#### Extracted material

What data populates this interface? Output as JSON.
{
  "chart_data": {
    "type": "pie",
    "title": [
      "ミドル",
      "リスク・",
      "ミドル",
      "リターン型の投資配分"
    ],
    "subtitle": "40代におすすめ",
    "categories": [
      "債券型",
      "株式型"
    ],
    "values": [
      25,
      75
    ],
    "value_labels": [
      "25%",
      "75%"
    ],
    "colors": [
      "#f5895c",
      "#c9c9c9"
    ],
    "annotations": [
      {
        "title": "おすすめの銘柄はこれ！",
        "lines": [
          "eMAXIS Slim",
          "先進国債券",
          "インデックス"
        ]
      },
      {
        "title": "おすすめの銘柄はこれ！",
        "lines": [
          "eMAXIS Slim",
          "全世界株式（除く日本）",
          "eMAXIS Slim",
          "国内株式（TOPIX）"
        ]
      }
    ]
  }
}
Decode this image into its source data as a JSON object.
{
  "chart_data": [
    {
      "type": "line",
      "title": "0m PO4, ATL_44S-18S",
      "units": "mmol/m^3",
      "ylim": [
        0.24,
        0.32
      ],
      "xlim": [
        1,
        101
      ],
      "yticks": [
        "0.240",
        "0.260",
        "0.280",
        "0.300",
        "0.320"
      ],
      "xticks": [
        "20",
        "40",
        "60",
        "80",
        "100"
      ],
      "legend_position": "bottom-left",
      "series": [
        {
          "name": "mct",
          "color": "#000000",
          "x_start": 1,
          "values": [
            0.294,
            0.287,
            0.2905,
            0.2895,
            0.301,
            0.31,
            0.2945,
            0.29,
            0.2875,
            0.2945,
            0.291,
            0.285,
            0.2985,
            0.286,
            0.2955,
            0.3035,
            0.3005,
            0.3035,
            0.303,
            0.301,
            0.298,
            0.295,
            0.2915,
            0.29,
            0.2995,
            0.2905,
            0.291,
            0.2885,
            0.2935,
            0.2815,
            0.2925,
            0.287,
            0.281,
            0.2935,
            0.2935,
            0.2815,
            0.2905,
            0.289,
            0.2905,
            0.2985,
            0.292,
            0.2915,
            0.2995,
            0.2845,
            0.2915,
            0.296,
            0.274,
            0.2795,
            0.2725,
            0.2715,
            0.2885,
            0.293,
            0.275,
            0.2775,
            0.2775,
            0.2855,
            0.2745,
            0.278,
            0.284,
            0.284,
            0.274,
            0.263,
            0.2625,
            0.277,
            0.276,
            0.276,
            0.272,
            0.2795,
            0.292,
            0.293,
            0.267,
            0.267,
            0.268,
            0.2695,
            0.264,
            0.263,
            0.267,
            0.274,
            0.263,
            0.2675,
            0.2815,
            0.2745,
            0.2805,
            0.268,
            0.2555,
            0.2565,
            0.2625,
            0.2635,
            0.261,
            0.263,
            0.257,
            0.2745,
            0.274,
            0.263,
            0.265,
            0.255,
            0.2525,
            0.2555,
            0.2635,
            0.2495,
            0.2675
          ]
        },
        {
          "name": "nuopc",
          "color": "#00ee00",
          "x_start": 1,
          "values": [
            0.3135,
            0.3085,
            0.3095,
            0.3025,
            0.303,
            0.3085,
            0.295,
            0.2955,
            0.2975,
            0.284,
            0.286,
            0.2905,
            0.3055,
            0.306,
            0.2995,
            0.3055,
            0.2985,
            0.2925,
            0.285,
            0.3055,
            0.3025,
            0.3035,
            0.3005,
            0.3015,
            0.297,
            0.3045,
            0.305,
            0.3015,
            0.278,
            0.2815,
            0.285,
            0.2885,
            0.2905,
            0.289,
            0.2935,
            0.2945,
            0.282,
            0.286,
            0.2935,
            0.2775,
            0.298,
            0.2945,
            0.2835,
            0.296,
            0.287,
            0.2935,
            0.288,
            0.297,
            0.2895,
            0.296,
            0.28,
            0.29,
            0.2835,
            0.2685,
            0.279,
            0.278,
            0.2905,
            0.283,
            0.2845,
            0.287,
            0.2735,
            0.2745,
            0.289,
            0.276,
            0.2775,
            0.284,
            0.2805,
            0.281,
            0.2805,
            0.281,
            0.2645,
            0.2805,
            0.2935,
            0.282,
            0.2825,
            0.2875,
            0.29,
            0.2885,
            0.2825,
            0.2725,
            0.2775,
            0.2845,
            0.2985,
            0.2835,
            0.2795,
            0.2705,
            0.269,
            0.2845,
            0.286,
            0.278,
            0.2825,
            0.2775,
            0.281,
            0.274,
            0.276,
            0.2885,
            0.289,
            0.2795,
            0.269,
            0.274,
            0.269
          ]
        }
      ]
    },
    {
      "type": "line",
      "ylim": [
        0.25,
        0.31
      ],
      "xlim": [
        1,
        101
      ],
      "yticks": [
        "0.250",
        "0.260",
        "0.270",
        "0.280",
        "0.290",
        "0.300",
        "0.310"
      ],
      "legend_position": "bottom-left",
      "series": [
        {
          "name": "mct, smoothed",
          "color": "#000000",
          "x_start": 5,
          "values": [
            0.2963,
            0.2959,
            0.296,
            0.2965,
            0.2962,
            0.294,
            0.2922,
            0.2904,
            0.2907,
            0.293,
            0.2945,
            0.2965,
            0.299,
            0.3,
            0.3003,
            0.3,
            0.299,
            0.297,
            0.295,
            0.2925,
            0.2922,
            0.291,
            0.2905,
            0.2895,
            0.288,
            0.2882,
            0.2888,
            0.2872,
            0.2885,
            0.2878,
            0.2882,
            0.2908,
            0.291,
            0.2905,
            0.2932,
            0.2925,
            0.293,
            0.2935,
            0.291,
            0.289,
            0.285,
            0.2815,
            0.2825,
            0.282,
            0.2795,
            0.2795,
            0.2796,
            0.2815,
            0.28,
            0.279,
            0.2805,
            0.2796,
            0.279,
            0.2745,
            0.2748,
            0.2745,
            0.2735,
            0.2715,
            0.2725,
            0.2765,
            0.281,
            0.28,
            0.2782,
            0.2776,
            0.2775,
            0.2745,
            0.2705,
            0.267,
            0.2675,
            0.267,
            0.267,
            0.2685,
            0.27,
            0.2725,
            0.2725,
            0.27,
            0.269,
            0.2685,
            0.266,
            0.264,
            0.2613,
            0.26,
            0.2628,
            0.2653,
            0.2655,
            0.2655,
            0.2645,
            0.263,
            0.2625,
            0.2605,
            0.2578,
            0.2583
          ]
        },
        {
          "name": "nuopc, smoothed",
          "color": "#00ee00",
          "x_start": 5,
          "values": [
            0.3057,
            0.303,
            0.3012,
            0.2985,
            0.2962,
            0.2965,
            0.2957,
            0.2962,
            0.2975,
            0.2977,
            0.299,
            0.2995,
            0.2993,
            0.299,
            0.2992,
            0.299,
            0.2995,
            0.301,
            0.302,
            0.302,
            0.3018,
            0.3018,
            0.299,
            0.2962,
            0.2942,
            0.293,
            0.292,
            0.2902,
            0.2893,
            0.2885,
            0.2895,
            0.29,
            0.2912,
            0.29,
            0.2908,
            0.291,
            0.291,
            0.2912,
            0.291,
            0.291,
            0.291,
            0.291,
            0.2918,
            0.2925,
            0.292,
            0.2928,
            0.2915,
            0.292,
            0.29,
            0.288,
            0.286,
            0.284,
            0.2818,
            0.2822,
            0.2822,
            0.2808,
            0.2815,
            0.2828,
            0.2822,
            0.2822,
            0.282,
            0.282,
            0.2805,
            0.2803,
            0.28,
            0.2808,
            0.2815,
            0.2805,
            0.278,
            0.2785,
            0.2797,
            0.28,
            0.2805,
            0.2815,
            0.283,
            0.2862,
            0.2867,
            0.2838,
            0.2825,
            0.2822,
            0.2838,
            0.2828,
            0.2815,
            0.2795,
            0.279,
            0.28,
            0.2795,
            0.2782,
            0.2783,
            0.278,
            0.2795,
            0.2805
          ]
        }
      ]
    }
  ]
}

########

## Work required
Return the material exactly as it stands.

## Answer to this problem
What data populates this interface? Output as JSON.
{
  "chart_data": {
    "type": "pie",
    "title": [
      "ミドル",
      "リスク・",
      "ミドル",
      "リターン型の投資配分"
    ],
    "subtitle": "40代におすすめ",
    "categories": [
      "債券型",
      "株式型"
    ],
    "values": [
      25,
      75
    ],
    "value_labels": [
      "25%",
      "75%"
    ],
    "colors": [
      "#f5895c",
      "#c9c9c9"
    ],
    "annotations": [
      {
        "title": "おすすめの銘柄はこれ！",
        "lines": [
          "eMAXIS Slim",
          "先進国債券",
          "インデックス"
        ]
      },
      {
        "title": "おすすめの銘柄はこれ！",
        "lines": [
          "eMAXIS Slim",
          "全世界株式（除く日本）",
          "eMAXIS Slim",
          "国内株式（TOPIX）"
        ]
      }
    ]
  }
}
Decode this image into its source data as a JSON object.
{
  "chart_data": [
    {
      "type": "line",
      "title": "0m PO4, ATL_44S-18S",
      "units": "mmol/m^3",
      "ylim": [
        0.24,
        0.32
      ],
      "xlim": [
        1,
        101
      ],
      "yticks": [
        "0.240",
        "0.260",
        "0.280",
        "0.300",
        "0.320"
      ],
      "xticks": [
        "20",
        "40",
        "60",
        "80",
        "100"
      ],
      "legend_position": "bottom-left",
      "series": [
        {
          "name": "mct",
          "color": "#000000",
          "x_start": 1,
          "values": [
            0.294,
            0.287,
            0.2905,
            0.2895,
            0.301,
            0.31,
            0.2945,
            0.29,
            0.2875,
            0.2945,
            0.291,
            0.285,
            0.2985,
            0.286,
            0.2955,
            0.3035,
            0.3005,
            0.3035,
            0.303,
            0.301,
            0.298,
            0.295,
            0.2915,
            0.29,
            0.2995,
            0.2905,
            0.291,
            0.2885,
            0.2935,
            0.2815,
            0.2925,
            0.287,
            0.281,
            0.2935,
            0.2935,
            0.2815,
            0.2905,
            0.289,
            0.2905,
            0.2985,
            0.292,
            0.2915,
            0.2995,
            0.2845,
            0.2915,
            0.296,
            0.274,
            0.2795,
            0.2725,
            0.2715,
            0.2885,
            0.293,
            0.275,
            0.2775,
            0.2775,
            0.2855,
            0.2745,
            0.278,
            0.284,
            0.284,
            0.274,
            0.263,
            0.2625,
            0.277,
            0.276,
            0.276,
            0.272,
            0.2795,
            0.292,
            0.293,
            0.267,
            0.267,
            0.268,
            0.2695,
            0.264,
            0.263,
            0.267,
            0.274,
            0.263,
            0.2675,
            0.2815,
            0.2745,
            0.2805,
            0.268,
            0.2555,
            0.2565,
            0.2625,
            0.2635,
            0.261,
            0.263,
            0.257,
            0.2745,
            0.274,
            0.263,
            0.265,
            0.255,
            0.2525,
            0.2555,
            0.2635,
            0.2495,
            0.2675
          ]
        },
        {
          "name": "nuopc",
          "color": "#00ee00",
          "x_start": 1,
          "values": [
            0.3135,
            0.3085,
            0.3095,
            0.3025,
            0.303,
            0.3085,
            0.295,
            0.2955,
            0.2975,
            0.284,
            0.286,
            0.2905,
            0.3055,
            0.306,
            0.2995,
            0.3055,
            0.2985,
            0.2925,
            0.285,
            0.3055,
            0.3025,
            0.3035,
            0.3005,
            0.3015,
            0.297,
            0.3045,
            0.305,
            0.3015,
            0.278,
            0.2815,
            0.285,
            0.2885,
            0.2905,
            0.289,
            0.2935,
            0.2945,
            0.282,
            0.286,
            0.2935,
            0.2775,
            0.298,
            0.2945,
            0.2835,
            0.296,
            0.287,
            0.2935,
            0.288,
            0.297,
            0.2895,
            0.296,
            0.28,
            0.29,
            0.2835,
            0.2685,
            0.279,
            0.278,
            0.2905,
            0.283,
            0.2845,
            0.287,
            0.2735,
            0.2745,
            0.289,
            0.276,
            0.2775,
            0.284,
            0.2805,
            0.281,
            0.2805,
            0.281,
            0.2645,
            0.2805,
            0.2935,
            0.282,
            0.2825,
            0.2875,
            0.29,
            0.2885,
            0.2825,
            0.2725,
            0.2775,
            0.2845,
            0.2985,
            0.2835,
            0.2795,
            0.2705,
            0.269,
            0.2845,
            0.286,
            0.278,
            0.2825,
            0.2775,
            0.281,
            0.274,
            0.276,
            0.2885,
            0.289,
            0.2795,
            0.269,
            0.274,
            0.269
          ]
        }
      ]
    },
    {
      "type": "line",
      "ylim": [
        0.25,
        0.31
      ],
      "xlim": [
        1,
        101
      ],
      "yticks": [
        "0.250",
        "0.260",
        "0.270",
        "0.280",
        "0.290",
        "0.300",
        "0.310"
      ],
      "legend_position": "bottom-left",
      "series": [
        {
          "name": "mct, smoothed",
          "color": "#000000",
          "x_start": 5,
          "values": [
            0.2963,
            0.2959,
            0.296,
            0.2965,
            0.2962,
            0.294,
            0.2922,
            0.2904,
            0.2907,
            0.293,
            0.2945,
            0.2965,
            0.299,
            0.3,
            0.3003,
            0.3,
            0.299,
            0.297,
            0.295,
            0.2925,
            0.2922,
            0.291,
            0.2905,
            0.2895,
            0.288,
            0.2882,
            0.2888,
            0.2872,
            0.2885,
            0.2878,
            0.2882,
            0.2908,
            0.291,
            0.2905,
            0.2932,
            0.2925,
            0.293,
            0.2935,
            0.291,
            0.289,
            0.285,
            0.2815,
            0.2825,
            0.282,
            0.2795,
            0.2795,
            0.2796,
            0.2815,
            0.28,
            0.279,
            0.2805,
            0.2796,
            0.279,
            0.2745,
            0.2748,
            0.2745,
            0.2735,
            0.2715,
            0.2725,
            0.2765,
            0.281,
            0.28,
            0.2782,
            0.2776,
            0.2775,
            0.2745,
            0.2705,
            0.267,
            0.2675,
            0.267,
            0.267,
            0.2685,
            0.27,
            0.2725,
            0.2725,
            0.27,
            0.269,
            0.2685,
            0.266,
            0.264,
            0.2613,
            0.26,
            0.2628,
            0.2653,
            0.2655,
            0.2655,
            0.2645,
            0.263,
            0.2625,
            0.2605,
            0.2578,
            0.2583
          ]
        },
        {
          "name": "nuopc, smoothed",
          "color": "#00ee00",
          "x_start": 5,
          "values": [
            0.3057,
            0.303,
            0.3012,
            0.2985,
            0.2962,
            0.2965,
            0.2957,
            0.2962,
            0.2975,
            0.2977,
            0.299,
            0.2995,
            0.2993,
            0.299,
            0.2992,
            0.299,
            0.2995,
            0.301,
            0.302,
            0.302,
            0.3018,
            0.3018,
            0.299,
            0.2962,
            0.2942,
            0.293,
            0.292,
            0.2902,
            0.2893,
            0.2885,
            0.2895,
            0.29,
            0.2912,
            0.29,
            0.2908,
            0.291,
            0.291,
            0.2912,
            0.291,
            0.291,
            0.291,
            0.291,
            0.2918,
            0.2925,
            0.292,
            0.2928,
            0.2915,
            0.292,
            0.29,
            0.288,
            0.286,
            0.284,
            0.2818,
            0.2822,
            0.2822,
            0.2808,
            0.2815,
            0.2828,
            0.2822,
            0.2822,
            0.282,
            0.282,
            0.2805,
            0.2803,
            0.28,
            0.2808,
            0.2815,
            0.2805,
            0.278,
            0.2785,
            0.2797,
            0.28,
            0.2805,
            0.2815,
            0.283,
            0.2862,
            0.2867,
            0.2838,
            0.2825,
            0.2822,
            0.2838,
            0.2828,
            0.2815,
            0.2795,
            0.279,
            0.28,
            0.2795,
            0.2782,
            0.2783,
            0.278,
            0.2795,
            0.2805
          ]
        }
      ]
    }
  ]
}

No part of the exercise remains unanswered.